[Part of a data file]

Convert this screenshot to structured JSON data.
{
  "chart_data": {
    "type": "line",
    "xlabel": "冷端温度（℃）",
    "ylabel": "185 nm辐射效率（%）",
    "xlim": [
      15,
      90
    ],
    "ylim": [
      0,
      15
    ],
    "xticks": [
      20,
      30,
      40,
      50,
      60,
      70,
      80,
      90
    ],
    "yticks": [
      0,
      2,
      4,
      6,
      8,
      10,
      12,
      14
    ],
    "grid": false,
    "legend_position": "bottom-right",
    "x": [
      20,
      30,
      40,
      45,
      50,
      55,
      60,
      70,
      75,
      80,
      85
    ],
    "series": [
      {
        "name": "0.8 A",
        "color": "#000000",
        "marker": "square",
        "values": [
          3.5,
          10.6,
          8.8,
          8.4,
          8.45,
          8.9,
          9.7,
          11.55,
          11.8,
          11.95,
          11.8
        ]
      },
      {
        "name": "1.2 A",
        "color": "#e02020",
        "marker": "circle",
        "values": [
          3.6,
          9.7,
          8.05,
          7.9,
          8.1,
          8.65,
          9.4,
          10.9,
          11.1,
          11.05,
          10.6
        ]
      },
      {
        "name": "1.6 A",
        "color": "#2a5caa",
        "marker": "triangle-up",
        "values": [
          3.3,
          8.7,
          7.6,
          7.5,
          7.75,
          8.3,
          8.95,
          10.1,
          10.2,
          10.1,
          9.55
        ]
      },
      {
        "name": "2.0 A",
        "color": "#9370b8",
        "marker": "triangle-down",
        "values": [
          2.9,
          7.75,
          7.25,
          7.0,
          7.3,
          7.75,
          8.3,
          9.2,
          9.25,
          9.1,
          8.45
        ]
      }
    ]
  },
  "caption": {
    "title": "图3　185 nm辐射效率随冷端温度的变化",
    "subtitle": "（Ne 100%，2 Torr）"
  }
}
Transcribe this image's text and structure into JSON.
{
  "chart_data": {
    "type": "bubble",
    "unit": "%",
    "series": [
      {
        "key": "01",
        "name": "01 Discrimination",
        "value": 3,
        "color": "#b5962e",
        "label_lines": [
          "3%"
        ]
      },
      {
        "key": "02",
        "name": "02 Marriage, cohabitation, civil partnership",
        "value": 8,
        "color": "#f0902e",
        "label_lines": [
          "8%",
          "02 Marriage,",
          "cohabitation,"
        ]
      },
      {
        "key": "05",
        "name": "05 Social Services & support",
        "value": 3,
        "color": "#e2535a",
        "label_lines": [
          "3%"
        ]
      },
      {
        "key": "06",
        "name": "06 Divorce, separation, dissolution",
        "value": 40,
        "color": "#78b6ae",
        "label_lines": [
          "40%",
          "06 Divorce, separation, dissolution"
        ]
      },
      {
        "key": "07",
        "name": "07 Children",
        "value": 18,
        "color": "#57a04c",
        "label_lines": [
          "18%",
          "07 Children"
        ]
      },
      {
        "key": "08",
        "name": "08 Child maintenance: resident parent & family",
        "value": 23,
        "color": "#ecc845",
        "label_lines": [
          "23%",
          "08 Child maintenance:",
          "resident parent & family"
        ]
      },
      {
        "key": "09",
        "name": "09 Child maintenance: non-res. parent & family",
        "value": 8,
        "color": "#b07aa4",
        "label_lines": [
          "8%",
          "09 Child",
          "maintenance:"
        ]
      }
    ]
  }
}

> _Aim of the task_
Scan the listing above. Collect all lines with the word "maintenance".

> _Exercise solution_
        "name": "08 Child maintenance: resident parent & family",
          "08 Child maintenance:",
        "name": "09 Child maintenance: non-res. parent & family",
          "maintenance:"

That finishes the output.